--- start of SUPPLIED ENTRIES ---

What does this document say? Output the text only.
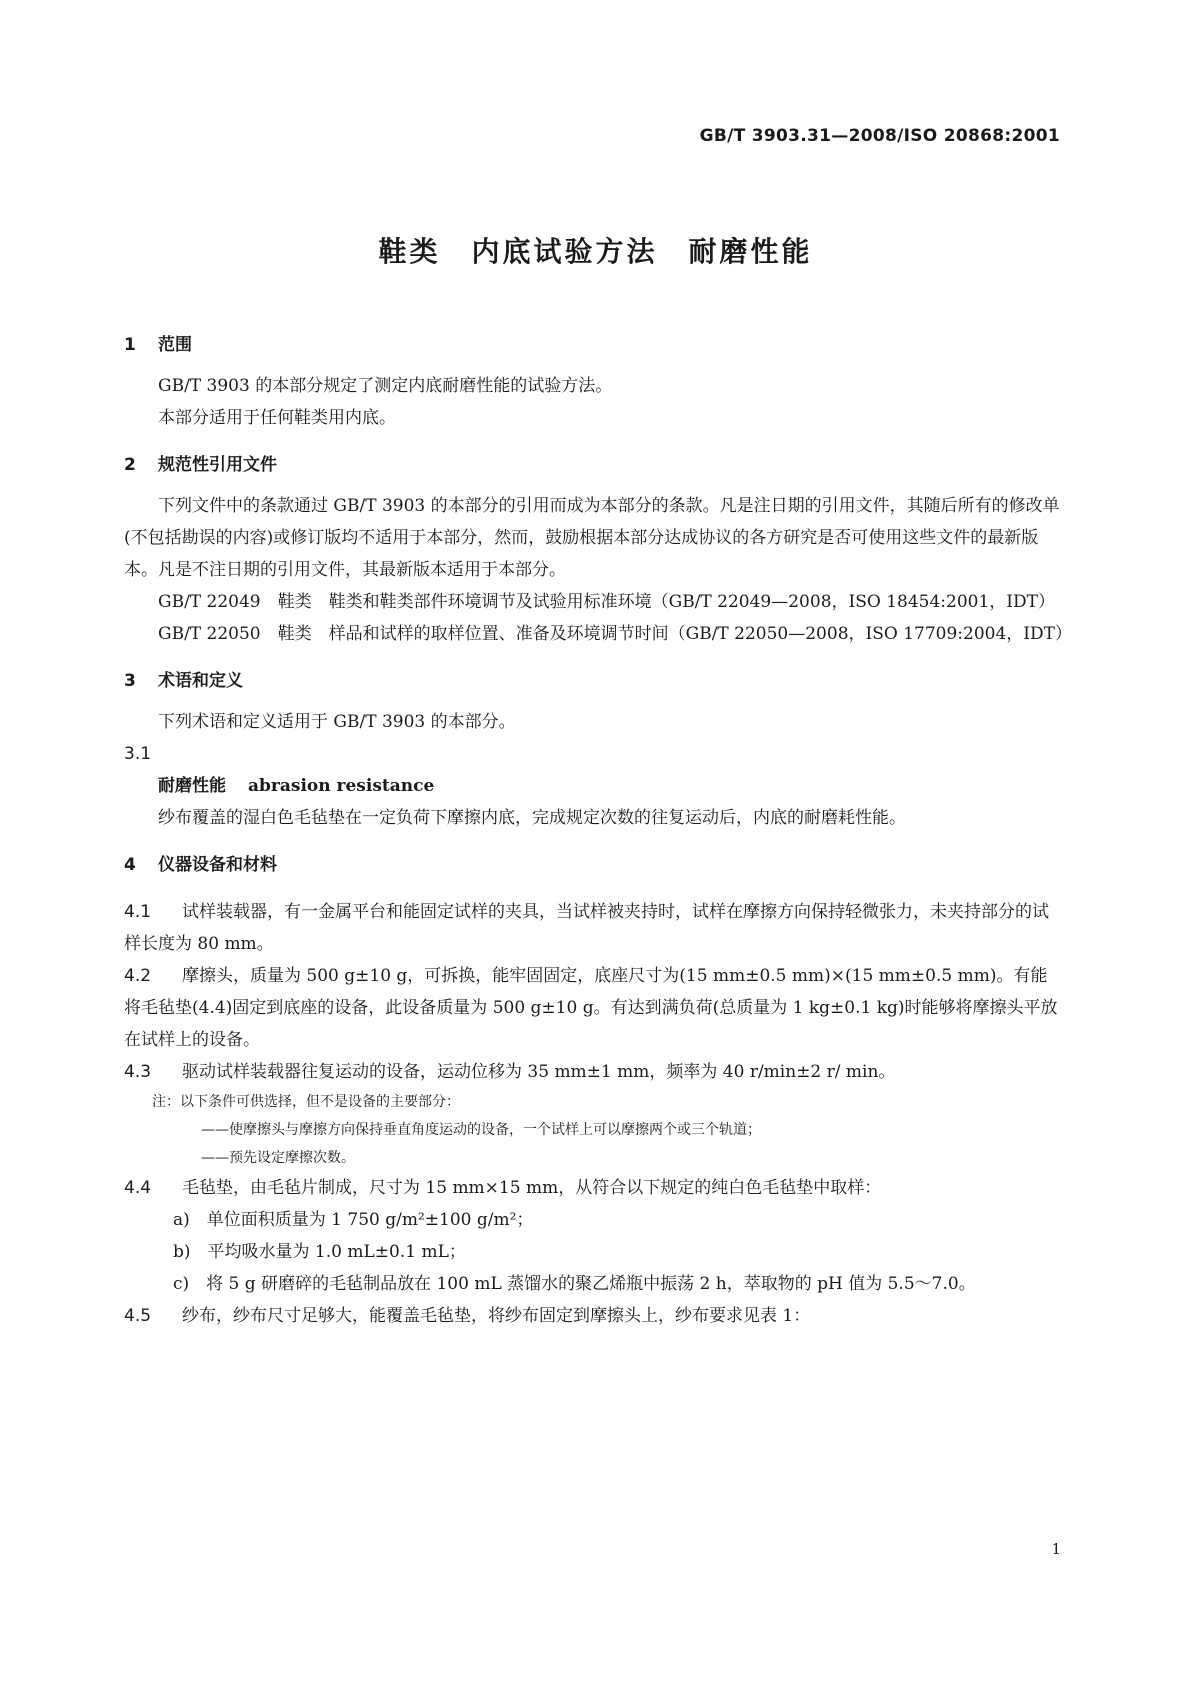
GB/T 3903.31—2008/ISO 20868:2001
鞋类　内底试验方法　耐磨性能

1 范围

GB/T 3903 的本部分规定了测定内底耐磨性能的试验方法。

本部分适用于任何鞋类用内底。

2 规范性引用文件

下列文件中的条款通过 GB/T 3903 的本部分的引用而成为本部分的条款。凡是注日期的引用文件，其随后所有的修改单(不包括勘误的内容)或修订版均不适用于本部分，然而，鼓励根据本部分达成协议的各方研究是否可使用这些文件的最新版本。凡是不注日期的引用文件，其最新版本适用于本部分。

GB/T 22049　鞋类　鞋类和鞋类部件环境调节及试验用标准环境（GB/T 22049—2008，ISO 18454:2001，IDT）

GB/T 22050　鞋类　样品和试样的取样位置、准备及环境调节时间（GB/T 22050—2008，ISO 17709:2004，IDT）

3 术语和定义

下列术语和定义适用于 GB/T 3903 的本部分。

3.1

耐磨性能 abrasion resistance

纱布覆盖的湿白色毛毡垫在一定负荷下摩擦内底，完成规定次数的往复运动后，内底的耐磨耗性能。

4 仪器设备和材料

4.1 试样装载器，有一金属平台和能固定试样的夹具，当试样被夹持时，试样在摩擦方向保持轻微张力，未夹持部分的试样长度为 80 mm。

4.2 摩擦头，质量为 500 g±10 g，可拆换，能牢固固定，底座尺寸为(15 mm±0.5 mm)×(15 mm±0.5 mm)。有能将毛毡垫(4.4)固定到底座的设备，此设备质量为 500 g±10 g。有达到满负荷(总质量为 1 kg±0.1 kg)时能够将摩擦头平放在试样上的设备。

4.3 驱动试样装载器往复运动的设备，运动位移为 35 mm±1 mm，频率为 40 r/min±2 r/ min。

注：以下条件可供选择，但不是设备的主要部分：

——使摩擦头与摩擦方向保持垂直角度运动的设备，一个试样上可以摩擦两个或三个轨道；

——预先设定摩擦次数。

4.4 毛毡垫，由毛毡片制成，尺寸为 15 mm×15 mm，从符合以下规定的纯白色毛毡垫中取样：

a)　单位面积质量为 1 750 g/m²±100 g/m²；

b)　平均吸水量为 1.0 mL±0.1 mL；

c)　将 5 g 研磨碎的毛毡制品放在 100 mL 蒸馏水的聚乙烯瓶中振荡 2 h，萃取物的 pH 值为 5.5～7.0。

4.5 纱布，纱布尺寸足够大，能覆盖毛毡垫，将纱布固定到摩擦头上，纱布要求见表 1：

1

--- end of SUPPLIED ENTRIES ---

Copy each line in full and exactly, omitting any picture.

What does this document say? Output the text only.
GB/T 3903.31—2008/ISO 20868:2001
鞋类　内底试验方法　耐磨性能

1 范围

GB/T 3903 的本部分规定了测定内底耐磨性能的试验方法。

本部分适用于任何鞋类用内底。

2 规范性引用文件

下列文件中的条款通过 GB/T 3903 的本部分的引用而成为本部分的条款。凡是注日期的引用文件，其随后所有的修改单(不包括勘误的内容)或修订版均不适用于本部分，然而，鼓励根据本部分达成协议的各方研究是否可使用这些文件的最新版本。凡是不注日期的引用文件，其最新版本适用于本部分。

GB/T 22049　鞋类　鞋类和鞋类部件环境调节及试验用标准环境（GB/T 22049—2008，ISO 18454:2001，IDT）

GB/T 22050　鞋类　样品和试样的取样位置、准备及环境调节时间（GB/T 22050—2008，ISO 17709:2004，IDT）

3 术语和定义

下列术语和定义适用于 GB/T 3903 的本部分。

3.1

耐磨性能 abrasion resistance

纱布覆盖的湿白色毛毡垫在一定负荷下摩擦内底，完成规定次数的往复运动后，内底的耐磨耗性能。

4 仪器设备和材料

4.1 试样装载器，有一金属平台和能固定试样的夹具，当试样被夹持时，试样在摩擦方向保持轻微张力，未夹持部分的试样长度为 80 mm。

4.2 摩擦头，质量为 500 g±10 g，可拆换，能牢固固定，底座尺寸为(15 mm±0.5 mm)×(15 mm±0.5 mm)。有能将毛毡垫(4.4)固定到底座的设备，此设备质量为 500 g±10 g。有达到满负荷(总质量为 1 kg±0.1 kg)时能够将摩擦头平放在试样上的设备。

4.3 驱动试样装载器往复运动的设备，运动位移为 35 mm±1 mm，频率为 40 r/min±2 r/ min。

注：以下条件可供选择，但不是设备的主要部分：

——使摩擦头与摩擦方向保持垂直角度运动的设备，一个试样上可以摩擦两个或三个轨道；

——预先设定摩擦次数。

4.4 毛毡垫，由毛毡片制成，尺寸为 15 mm×15 mm，从符合以下规定的纯白色毛毡垫中取样：

a)　单位面积质量为 1 750 g/m²±100 g/m²；

b)　平均吸水量为 1.0 mL±0.1 mL；

c)　将 5 g 研磨碎的毛毡制品放在 100 mL 蒸馏水的聚乙烯瓶中振荡 2 h，萃取物的 pH 值为 5.5～7.0。

4.5 纱布，纱布尺寸足够大，能覆盖毛毡垫，将纱布固定到摩擦头上，纱布要求见表 1：

1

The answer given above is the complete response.